* _The request_:
Gather all lines containing the string "Delivery" and copy them out.

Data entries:
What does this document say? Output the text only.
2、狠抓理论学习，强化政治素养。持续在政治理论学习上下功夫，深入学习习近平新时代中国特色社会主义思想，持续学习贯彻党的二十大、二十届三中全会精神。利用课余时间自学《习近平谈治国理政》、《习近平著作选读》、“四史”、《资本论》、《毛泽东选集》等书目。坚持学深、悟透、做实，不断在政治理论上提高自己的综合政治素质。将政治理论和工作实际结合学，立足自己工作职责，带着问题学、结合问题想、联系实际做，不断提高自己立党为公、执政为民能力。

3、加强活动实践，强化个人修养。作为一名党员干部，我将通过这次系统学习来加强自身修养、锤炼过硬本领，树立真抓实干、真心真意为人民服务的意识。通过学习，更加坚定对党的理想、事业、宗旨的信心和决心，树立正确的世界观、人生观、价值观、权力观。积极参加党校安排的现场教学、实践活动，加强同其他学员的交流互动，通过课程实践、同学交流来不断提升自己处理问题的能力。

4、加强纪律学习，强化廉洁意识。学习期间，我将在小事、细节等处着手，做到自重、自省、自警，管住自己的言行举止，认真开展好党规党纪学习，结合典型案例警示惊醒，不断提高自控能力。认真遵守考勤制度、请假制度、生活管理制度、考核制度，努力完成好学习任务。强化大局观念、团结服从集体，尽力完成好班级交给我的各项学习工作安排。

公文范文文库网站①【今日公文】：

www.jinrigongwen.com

* * *

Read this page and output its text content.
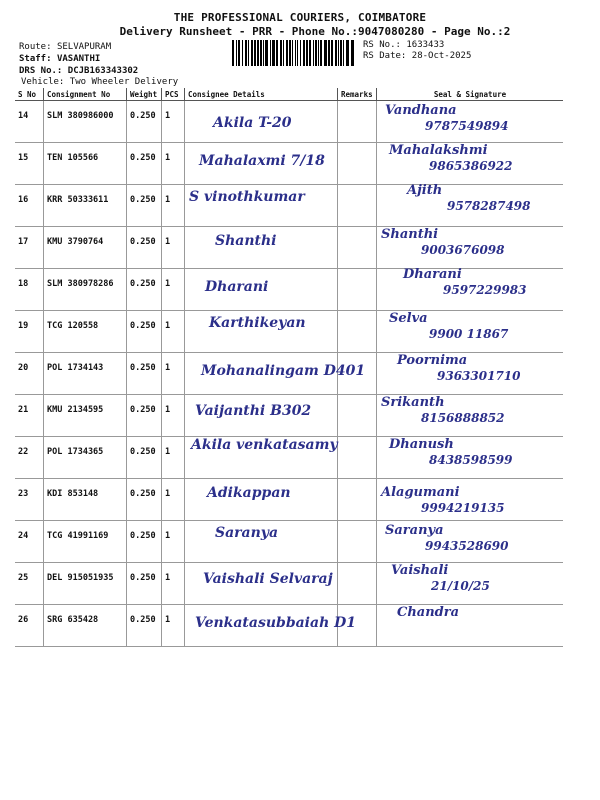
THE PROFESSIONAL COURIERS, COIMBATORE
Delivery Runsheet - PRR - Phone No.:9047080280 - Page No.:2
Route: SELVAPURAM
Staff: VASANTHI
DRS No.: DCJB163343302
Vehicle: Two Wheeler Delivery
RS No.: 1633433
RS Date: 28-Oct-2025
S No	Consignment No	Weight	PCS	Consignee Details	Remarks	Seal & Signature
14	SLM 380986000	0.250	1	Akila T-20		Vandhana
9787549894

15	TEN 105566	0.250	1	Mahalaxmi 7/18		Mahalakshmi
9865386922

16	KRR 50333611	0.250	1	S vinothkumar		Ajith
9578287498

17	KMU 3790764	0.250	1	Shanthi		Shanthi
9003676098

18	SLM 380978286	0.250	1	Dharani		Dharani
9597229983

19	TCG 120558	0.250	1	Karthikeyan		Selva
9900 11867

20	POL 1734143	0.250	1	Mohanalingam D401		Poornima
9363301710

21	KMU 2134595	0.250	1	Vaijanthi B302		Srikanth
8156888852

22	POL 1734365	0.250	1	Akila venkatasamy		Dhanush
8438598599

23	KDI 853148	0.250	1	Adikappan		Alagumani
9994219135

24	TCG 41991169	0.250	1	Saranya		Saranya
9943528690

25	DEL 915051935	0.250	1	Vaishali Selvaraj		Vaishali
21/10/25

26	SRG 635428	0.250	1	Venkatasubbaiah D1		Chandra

* _Response to this exercise_:
Delivery Runsheet - PRR - Phone No.:9047080280 - Page No.:2
Vehicle: Two Wheeler Delivery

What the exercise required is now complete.